═════ RECORDS SHOWN ═════

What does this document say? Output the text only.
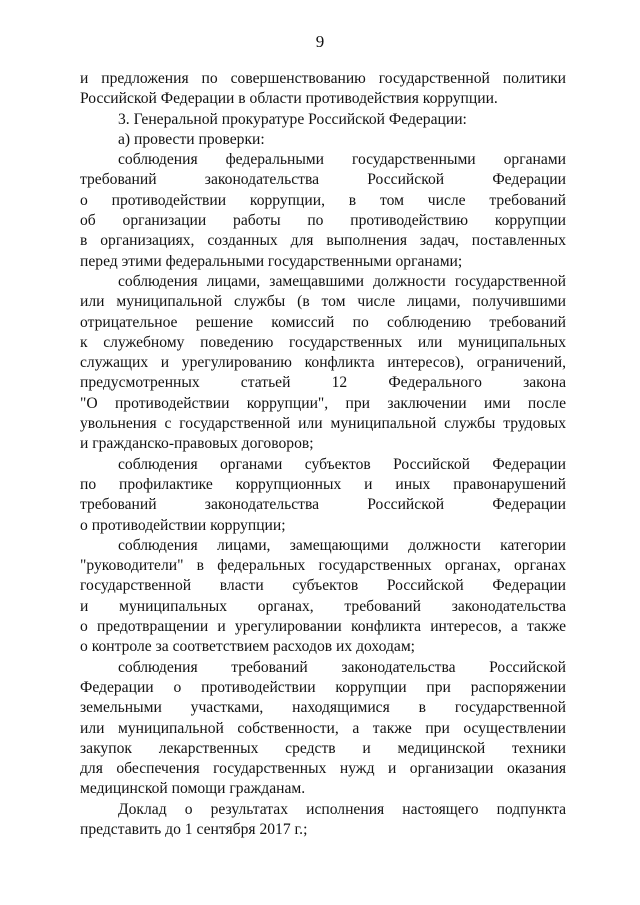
9
и предложения по совершенствованию государственной политики
Российской Федерации в области противодействия коррупции.
3. Генеральной прокуратуре Российской Федерации:
а) провести проверки:
соблюдения федеральными государственными органами
требований законодательства Российской Федерации
о противодействии коррупции, в том числе требований
об организации работы по противодействию коррупции
в организациях, созданных для выполнения задач, поставленных
перед этими федеральными государственными органами;
соблюдения лицами, замещавшими должности государственной
или муниципальной службы (в том числе лицами, получившими
отрицательное решение комиссий по соблюдению требований
к служебному поведению государственных или муниципальных
служащих и урегулированию конфликта интересов), ограничений,
предусмотренных статьей 12 Федерального закона
"О противодействии коррупции", при заключении ими после
увольнения с государственной или муниципальной службы трудовых
и гражданско-правовых договоров;
соблюдения органами субъектов Российской Федерации
по профилактике коррупционных и иных правонарушений
требований законодательства Российской Федерации
о противодействии коррупции;
соблюдения лицами, замещающими должности категории
"руководители" в федеральных государственных органах, органах
государственной власти субъектов Российской Федерации
и муниципальных органах, требований законодательства
о предотвращении и урегулировании конфликта интересов, а также
о контроле за соответствием расходов их доходам;
соблюдения требований законодательства Российской
Федерации о противодействии коррупции при распоряжении
земельными участками, находящимися в государственной
или муниципальной собственности, а также при осуществлении
закупок лекарственных средств и медицинской техники
для обеспечения государственных нужд и организации оказания
медицинской помощи гражданам.
Доклад о результатах исполнения настоящего подпункта
представить до 1 сентября 2017 г.;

═════

Copy all lines from the material that include "интересов".

служащих и урегулированию конфликта интересов), ограничений,
о предотвращении и урегулировании конфликта интересов, а также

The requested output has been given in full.